━━━ Bagian Teks

Tak
pernah terbayangkan dalam hidupnya jika ia akhirnya bisa dikenal luas seperti
sekarang ini. Sosoknya muncul di media cetak dan juga layar kaca. Ia pun
mendapat undangan mengisi tausiyah ke mana-mana, bahkan sampai ke luar pulau
Jawa. Padahal, ia hanya kiai kampung yang tinggal di desa terpencil. Tetapi,
berkat empatinya menolong orang tersingkir, tertindas dan akhirnya mengangkatnya ke tempat yang mulia. "Saya
sama sekali tidak pernah bermimpi bahwa saya bisa tampil di televisi dan
kampung saya jadi terkenal. Ini semua semata-mata karena anugerah dari
Allah," ujar laki-laki kelahiran Bungkanel, 19 Juli 1953 yang bernama
lengkap H. Supono Mustadjab.

━━━━━━
━━━ Kumpulan Data

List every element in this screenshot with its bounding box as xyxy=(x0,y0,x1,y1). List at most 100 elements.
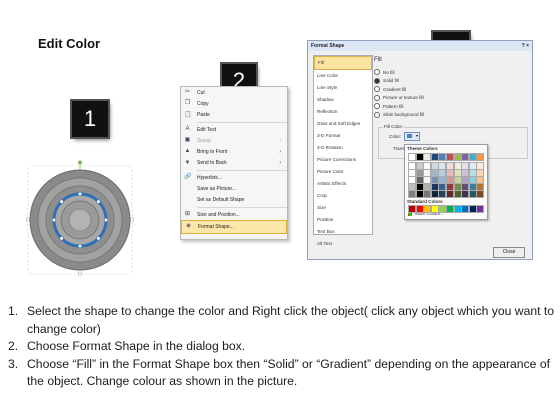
format-shape-dialog: Format Shape ? × Fill Line Color Line Styl… xyxy=(307,40,533,260)
category-alt-text[interactable]: Alt Text xyxy=(314,238,372,250)
menu-item-label: Bring to Front xyxy=(197,149,228,156)
chevron-down-icon: ▾ xyxy=(415,133,418,138)
edit-text-icon: A xyxy=(185,125,190,132)
category-fill[interactable]: Fill xyxy=(314,56,372,70)
menu-item-bring-to-front[interactable]: ▲ Bring to Front › xyxy=(181,146,287,157)
dialog-help-close-icon[interactable]: ? × xyxy=(522,41,529,51)
category-size[interactable]: Size xyxy=(314,202,372,214)
category-3-d-format[interactable]: 3-D Format xyxy=(314,130,372,142)
menu-separator xyxy=(197,206,287,208)
fill-option-pattern-fill[interactable]: Pattern fill xyxy=(374,102,424,111)
category-3-d-rotation[interactable]: 3-D Rotation xyxy=(314,142,372,154)
fill-heading: Fill xyxy=(374,57,382,63)
color-dropdown-button[interactable]: ▾ xyxy=(404,132,420,141)
fill-option-label: Gradient fill xyxy=(383,86,407,92)
category-artistic-effects[interactable]: Artistic Effects xyxy=(314,178,372,190)
fill-option-label: Pattern fill xyxy=(383,103,404,109)
step-number: 2. xyxy=(8,339,19,354)
submenu-arrow-icon: › xyxy=(279,137,281,144)
instructions: 1. Select the shape to change the color a… xyxy=(8,303,556,391)
step-text: Choose “Fill” in the Format Shape box th… xyxy=(27,356,551,389)
theme-color-swatch[interactable] xyxy=(476,190,485,198)
menu-item-label: Set as Default Shape xyxy=(197,197,245,204)
radio-button[interactable] xyxy=(374,94,380,101)
step-number: 1. xyxy=(8,304,19,318)
size-position-icon: ⊞ xyxy=(184,210,191,217)
menu-item-label: Copy xyxy=(197,100,209,107)
category-picture-corrections[interactable]: Picture Corrections xyxy=(314,154,372,166)
category-line-style[interactable]: Line Style xyxy=(314,82,372,94)
menu-item-send-to-back[interactable]: ▼ Send to Back › xyxy=(181,158,287,169)
menu-separator xyxy=(197,170,287,172)
bring-front-icon: ▲ xyxy=(184,148,191,155)
fill-option-solid-fill[interactable]: Solid fill xyxy=(374,77,424,86)
category-position[interactable]: Position xyxy=(314,214,372,226)
category-line-color[interactable]: Line Color xyxy=(314,70,372,82)
instruction-step: 3. Choose “Fill” in the Format Shape box … xyxy=(8,356,556,391)
menu-item-label: Cut xyxy=(197,89,205,96)
dialog-titlebar: Format Shape ? × xyxy=(308,41,532,51)
theme-colors-label: Theme Colors xyxy=(407,146,438,151)
category-reflection[interactable]: Reflection xyxy=(314,106,372,118)
submenu-arrow-icon: › xyxy=(279,160,281,167)
menu-item-set-as-default-shape[interactable]: Set as Default Shape xyxy=(181,195,287,206)
copy-icon: ❐ xyxy=(184,100,191,107)
fill-color-group-label: Fill Color xyxy=(383,124,404,129)
category-shadow[interactable]: Shadow xyxy=(314,94,372,106)
category-list: Fill Line Color Line Style Shadow Reflection… xyxy=(313,55,373,246)
radio-button[interactable] xyxy=(374,69,380,76)
standard-colors-label: Standard Colors xyxy=(407,199,443,204)
color-label: Color: xyxy=(389,134,402,139)
radio-button[interactable] xyxy=(374,86,380,93)
paint-bucket-icon xyxy=(407,134,412,138)
color-picker-popup: Theme Colors Standard Colors More Colors… xyxy=(404,144,488,220)
menu-item-format-shape[interactable]: ◈ Format Shape... xyxy=(181,220,287,234)
menu-item-copy[interactable]: ❐ Copy xyxy=(181,98,287,109)
menu-item-size-and-position[interactable]: ⊞ Size and Position... xyxy=(181,209,287,220)
menu-item-edit-text[interactable]: A Edit Text xyxy=(181,124,287,135)
category-crop[interactable]: Crop xyxy=(314,190,372,202)
selected-shape[interactable] xyxy=(26,160,136,278)
instruction-step: 2. Choose Format Shape in the dialog box. xyxy=(8,338,556,356)
menu-item-label: Format Shape... xyxy=(198,223,234,230)
menu-item-label: Edit Text xyxy=(197,126,217,133)
hyperlink-icon: 🔗 xyxy=(184,174,192,181)
standard-color-swatch[interactable] xyxy=(476,205,485,213)
fill-option-no-fill[interactable]: No fill xyxy=(374,68,424,77)
radio-button[interactable] xyxy=(374,103,380,110)
fill-option-slide-background-fill[interactable]: Slide background fill xyxy=(374,111,424,120)
submenu-arrow-icon: › xyxy=(279,149,281,156)
close-button[interactable]: Close xyxy=(493,247,525,258)
cut-icon: ✂ xyxy=(184,89,191,95)
fill-option-label: No fill xyxy=(383,69,395,75)
radio-button[interactable] xyxy=(374,77,380,84)
theme-color-swatch[interactable] xyxy=(476,153,485,161)
paste-icon: 📋 xyxy=(184,111,192,118)
menu-item-save-as-picture[interactable]: Save as Picture... xyxy=(181,183,287,194)
fill-options: No fill Solid fill Gradient fill Picture or… xyxy=(374,68,424,119)
menu-item-cut[interactable]: ✂ Cut xyxy=(181,87,287,98)
fill-option-label: Solid fill xyxy=(383,78,399,84)
category-glow-and-soft-edges[interactable]: Glow and Soft Edges xyxy=(314,118,372,130)
menu-separator xyxy=(197,121,287,123)
menu-item-group[interactable]: ▣ Group › xyxy=(181,135,287,146)
radio-button[interactable] xyxy=(374,111,380,118)
menu-item-label: Send to Back xyxy=(197,160,227,167)
category-text-box[interactable]: Text Box xyxy=(314,226,372,238)
fill-option-picture-or-texture-fill[interactable]: Picture or texture fill xyxy=(374,94,424,103)
menu-item-label: Group xyxy=(197,137,211,144)
menu-item-label: Paste xyxy=(197,112,210,119)
category-picture-color[interactable]: Picture Color xyxy=(314,166,372,178)
context-menu: ✂ Cut ❐ Copy 📋 Paste A Edit Text ▣ Group › ▲ Bring t… xyxy=(180,86,288,240)
step-badge-1: 1 xyxy=(72,101,108,137)
step-text: Choose Format Shape in the dialog box. xyxy=(27,339,246,354)
fill-option-gradient-fill[interactable]: Gradient fill xyxy=(374,85,424,94)
dialog-title: Format Shape xyxy=(311,43,345,49)
send-back-icon: ▼ xyxy=(184,159,191,166)
instruction-step: 1. Select the shape to change the color a… xyxy=(8,303,556,338)
menu-item-paste[interactable]: 📋 Paste xyxy=(181,110,287,121)
fill-option-label: Slide background fill xyxy=(383,112,425,118)
fill-option-label: Picture or texture fill xyxy=(383,95,424,101)
menu-item-hyperlink[interactable]: 🔗 Hyperlink... xyxy=(181,172,287,183)
step-number: 3. xyxy=(8,356,19,371)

━━━━━━

Lanjutkan teks tentang kiai kampung H. Supono Mustadjab dari bagian tempat teks itu berhenti.

Awal
popularitas laki-laki satu ini, tak dimungkiri berkat keberpihakannya pada
Sumanto, sang pemakan jenazah yang sempat menghebohkan negara ini –lantaran
pada tahun 2003 silam membongkar, mencuri dan memakan mayat Mbah Rinah. Di saat
semua warga tempat kelahiran sang kanibal itu (dan bahkan keluarga Sumanto
sendiri) dengan mentah-mentah tak mau menerima kehadiran Sumanto kembali ke
kampung halaman (di Plumutan, Kemangkon, Purbalingga, Jawa Tengah), sekeluar
dari penjara justru dengan tangan terbuka H Supono Mustajab menampung dan
merawat Sumanto. Dengan “nurani yang tersentuh” itulah, ia dikenal luas apalagi
setelah hampir setahun ternyata Sumanto benar-benar taubat dan sembuh.
tak tega Sosok satu ini, memang layak disebut langka. Di era seperti sekarang
ini, susah menemukan orang seperti H Supono. Sosok langka dengan keikhlasan dan
ketulusan, yang mau bersusah payah membantu Sumanto di kala banyak orang justru
mencemooh. Tapi, dilandasi jiwa kemanusiaan, ia berani menerima resiko dan ternyata
perjuangan itu berhasil.
Ceritanya, di hari-hari terakhir Sumanto mau dibebaskan dari penjara, kabar itu
santer beredar bahwa warga nyaris dihantui takut, terutama warga Plumutan.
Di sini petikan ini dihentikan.